Work instructions =
Make an exact copy of all the entries, with the pictures left out.

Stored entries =
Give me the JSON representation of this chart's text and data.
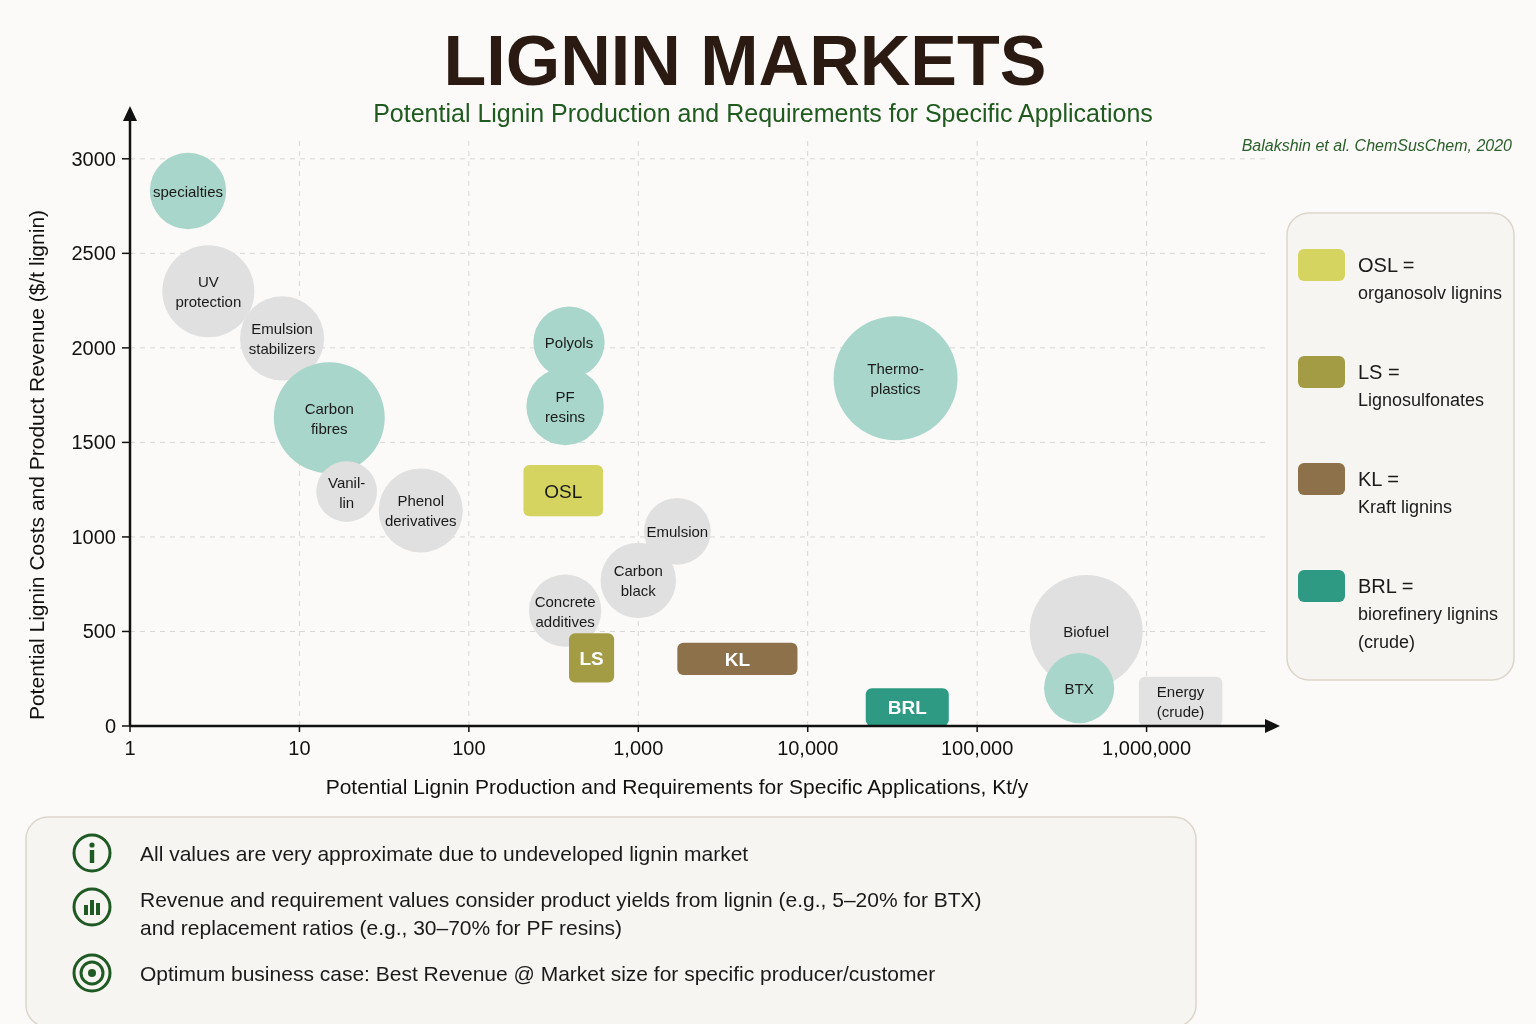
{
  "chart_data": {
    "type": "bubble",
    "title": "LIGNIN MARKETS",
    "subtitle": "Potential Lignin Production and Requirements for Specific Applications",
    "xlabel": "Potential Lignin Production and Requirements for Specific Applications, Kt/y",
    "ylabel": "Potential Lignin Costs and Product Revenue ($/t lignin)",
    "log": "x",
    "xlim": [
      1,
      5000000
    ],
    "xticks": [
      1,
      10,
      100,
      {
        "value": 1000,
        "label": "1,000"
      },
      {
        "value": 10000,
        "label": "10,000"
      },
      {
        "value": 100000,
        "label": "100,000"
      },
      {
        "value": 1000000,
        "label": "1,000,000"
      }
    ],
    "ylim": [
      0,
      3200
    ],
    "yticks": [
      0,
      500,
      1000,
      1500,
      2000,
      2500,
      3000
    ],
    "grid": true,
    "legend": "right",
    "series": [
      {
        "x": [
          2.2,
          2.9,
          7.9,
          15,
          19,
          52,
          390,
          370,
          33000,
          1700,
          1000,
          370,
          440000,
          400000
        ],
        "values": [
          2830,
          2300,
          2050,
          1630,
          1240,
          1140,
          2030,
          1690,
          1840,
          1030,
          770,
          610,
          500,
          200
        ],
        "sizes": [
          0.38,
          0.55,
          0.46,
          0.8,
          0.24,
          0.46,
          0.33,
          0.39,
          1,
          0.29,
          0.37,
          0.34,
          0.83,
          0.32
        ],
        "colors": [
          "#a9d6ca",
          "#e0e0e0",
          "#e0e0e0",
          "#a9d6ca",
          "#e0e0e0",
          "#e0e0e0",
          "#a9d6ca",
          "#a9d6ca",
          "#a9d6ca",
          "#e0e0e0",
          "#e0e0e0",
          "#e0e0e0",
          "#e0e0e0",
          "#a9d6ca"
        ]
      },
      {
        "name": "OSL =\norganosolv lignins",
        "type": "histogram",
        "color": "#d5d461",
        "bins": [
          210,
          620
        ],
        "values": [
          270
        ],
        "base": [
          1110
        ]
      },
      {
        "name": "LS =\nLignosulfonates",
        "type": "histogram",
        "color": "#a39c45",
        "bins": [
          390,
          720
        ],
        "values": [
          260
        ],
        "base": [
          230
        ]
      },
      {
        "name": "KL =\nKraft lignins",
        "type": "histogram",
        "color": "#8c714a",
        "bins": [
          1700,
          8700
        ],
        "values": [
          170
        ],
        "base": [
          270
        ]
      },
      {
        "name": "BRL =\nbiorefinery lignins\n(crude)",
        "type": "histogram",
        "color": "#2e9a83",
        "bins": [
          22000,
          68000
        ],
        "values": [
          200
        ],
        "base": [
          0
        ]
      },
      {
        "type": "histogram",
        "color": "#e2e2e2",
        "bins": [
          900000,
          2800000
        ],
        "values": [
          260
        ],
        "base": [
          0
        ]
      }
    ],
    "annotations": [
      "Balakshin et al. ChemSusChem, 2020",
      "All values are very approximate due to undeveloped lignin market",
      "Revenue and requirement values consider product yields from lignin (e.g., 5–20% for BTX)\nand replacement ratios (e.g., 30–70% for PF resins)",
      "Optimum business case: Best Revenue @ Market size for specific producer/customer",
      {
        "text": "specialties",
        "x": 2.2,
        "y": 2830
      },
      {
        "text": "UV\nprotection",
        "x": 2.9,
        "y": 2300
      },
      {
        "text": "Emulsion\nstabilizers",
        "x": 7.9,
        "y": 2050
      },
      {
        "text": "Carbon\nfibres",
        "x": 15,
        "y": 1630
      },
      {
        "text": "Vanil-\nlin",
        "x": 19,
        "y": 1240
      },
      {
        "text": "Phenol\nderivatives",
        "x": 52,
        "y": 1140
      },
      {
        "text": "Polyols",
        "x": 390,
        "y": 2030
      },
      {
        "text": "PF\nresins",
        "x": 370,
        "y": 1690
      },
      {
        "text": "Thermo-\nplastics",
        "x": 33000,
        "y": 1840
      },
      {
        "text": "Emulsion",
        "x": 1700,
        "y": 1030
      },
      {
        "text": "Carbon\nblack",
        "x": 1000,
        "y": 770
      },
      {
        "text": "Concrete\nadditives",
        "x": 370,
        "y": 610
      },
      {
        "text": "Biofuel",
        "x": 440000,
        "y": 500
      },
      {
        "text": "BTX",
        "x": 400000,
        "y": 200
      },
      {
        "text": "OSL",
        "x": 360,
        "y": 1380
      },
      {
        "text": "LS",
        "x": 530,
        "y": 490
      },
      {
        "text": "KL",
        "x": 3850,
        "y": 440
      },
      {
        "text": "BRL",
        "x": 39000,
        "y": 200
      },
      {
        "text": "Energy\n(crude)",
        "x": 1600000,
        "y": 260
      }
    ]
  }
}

Full response =
Give me the JSON representation of this chart's text and data.
{
  "chart_data": {
    "type": "bubble",
    "title": "LIGNIN MARKETS",
    "subtitle": "Potential Lignin Production and Requirements for Specific Applications",
    "xlabel": "Potential Lignin Production and Requirements for Specific Applications, Kt/y",
    "ylabel": "Potential Lignin Costs and Product Revenue ($/t lignin)",
    "log": "x",
    "xlim": [
      1,
      5000000
    ],
    "xticks": [
      1,
      10,
      100,
      {
        "value": 1000,
        "label": "1,000"
      },
      {
        "value": 10000,
        "label": "10,000"
      },
      {
        "value": 100000,
        "label": "100,000"
      },
      {
        "value": 1000000,
        "label": "1,000,000"
      }
    ],
    "ylim": [
      0,
      3200
    ],
    "yticks": [
      0,
      500,
      1000,
      1500,
      2000,
      2500,
      3000
    ],
    "grid": true,
    "legend": "right",
    "series": [
      {
        "x": [
          2.2,
          2.9,
          7.9,
          15,
          19,
          52,
          390,
          370,
          33000,
          1700,
          1000,
          370,
          440000,
          400000
        ],
        "values": [
          2830,
          2300,
          2050,
          1630,
          1240,
          1140,
          2030,
          1690,
          1840,
          1030,
          770,
          610,
          500,
          200
        ],
        "sizes": [
          0.38,
          0.55,
          0.46,
          0.8,
          0.24,
          0.46,
          0.33,
          0.39,
          1,
          0.29,
          0.37,
          0.34,
          0.83,
          0.32
        ],
        "colors": [
          "#a9d6ca",
          "#e0e0e0",
          "#e0e0e0",
          "#a9d6ca",
          "#e0e0e0",
          "#e0e0e0",
          "#a9d6ca",
          "#a9d6ca",
          "#a9d6ca",
          "#e0e0e0",
          "#e0e0e0",
          "#e0e0e0",
          "#e0e0e0",
          "#a9d6ca"
        ]
      },
      {
        "name": "OSL =\norganosolv lignins",
        "type": "histogram",
        "color": "#d5d461",
        "bins": [
          210,
          620
        ],
        "values": [
          270
        ],
        "base": [
          1110
        ]
      },
      {
        "name": "LS =\nLignosulfonates",
        "type": "histogram",
        "color": "#a39c45",
        "bins": [
          390,
          720
        ],
        "values": [
          260
        ],
        "base": [
          230
        ]
      },
      {
        "name": "KL =\nKraft lignins",
        "type": "histogram",
        "color": "#8c714a",
        "bins": [
          1700,
          8700
        ],
        "values": [
          170
        ],
        "base": [
          270
        ]
      },
      {
        "name": "BRL =\nbiorefinery lignins\n(crude)",
        "type": "histogram",
        "color": "#2e9a83",
        "bins": [
          22000,
          68000
        ],
        "values": [
          200
        ],
        "base": [
          0
        ]
      },
      {
        "type": "histogram",
        "color": "#e2e2e2",
        "bins": [
          900000,
          2800000
        ],
        "values": [
          260
        ],
        "base": [
          0
        ]
      }
    ],
    "annotations": [
      "Balakshin et al. ChemSusChem, 2020",
      "All values are very approximate due to undeveloped lignin market",
      "Revenue and requirement values consider product yields from lignin (e.g., 5–20% for BTX)\nand replacement ratios (e.g., 30–70% for PF resins)",
      "Optimum business case: Best Revenue @ Market size for specific producer/customer",
      {
        "text": "specialties",
        "x": 2.2,
        "y": 2830
      },
      {
        "text": "UV\nprotection",
        "x": 2.9,
        "y": 2300
      },
      {
        "text": "Emulsion\nstabilizers",
        "x": 7.9,
        "y": 2050
      },
      {
        "text": "Carbon\nfibres",
        "x": 15,
        "y": 1630
      },
      {
        "text": "Vanil-\nlin",
        "x": 19,
        "y": 1240
      },
      {
        "text": "Phenol\nderivatives",
        "x": 52,
        "y": 1140
      },
      {
        "text": "Polyols",
        "x": 390,
        "y": 2030
      },
      {
        "text": "PF\nresins",
        "x": 370,
        "y": 1690
      },
      {
        "text": "Thermo-\nplastics",
        "x": 33000,
        "y": 1840
      },
      {
        "text": "Emulsion",
        "x": 1700,
        "y": 1030
      },
      {
        "text": "Carbon\nblack",
        "x": 1000,
        "y": 770
      },
      {
        "text": "Concrete\nadditives",
        "x": 370,
        "y": 610
      },
      {
        "text": "Biofuel",
        "x": 440000,
        "y": 500
      },
      {
        "text": "BTX",
        "x": 400000,
        "y": 200
      },
      {
        "text": "OSL",
        "x": 360,
        "y": 1380
      },
      {
        "text": "LS",
        "x": 530,
        "y": 490
      },
      {
        "text": "KL",
        "x": 3850,
        "y": 440
      },
      {
        "text": "BRL",
        "x": 39000,
        "y": 200
      },
      {
        "text": "Energy\n(crude)",
        "x": 1600000,
        "y": 260
      }
    ]
  }
}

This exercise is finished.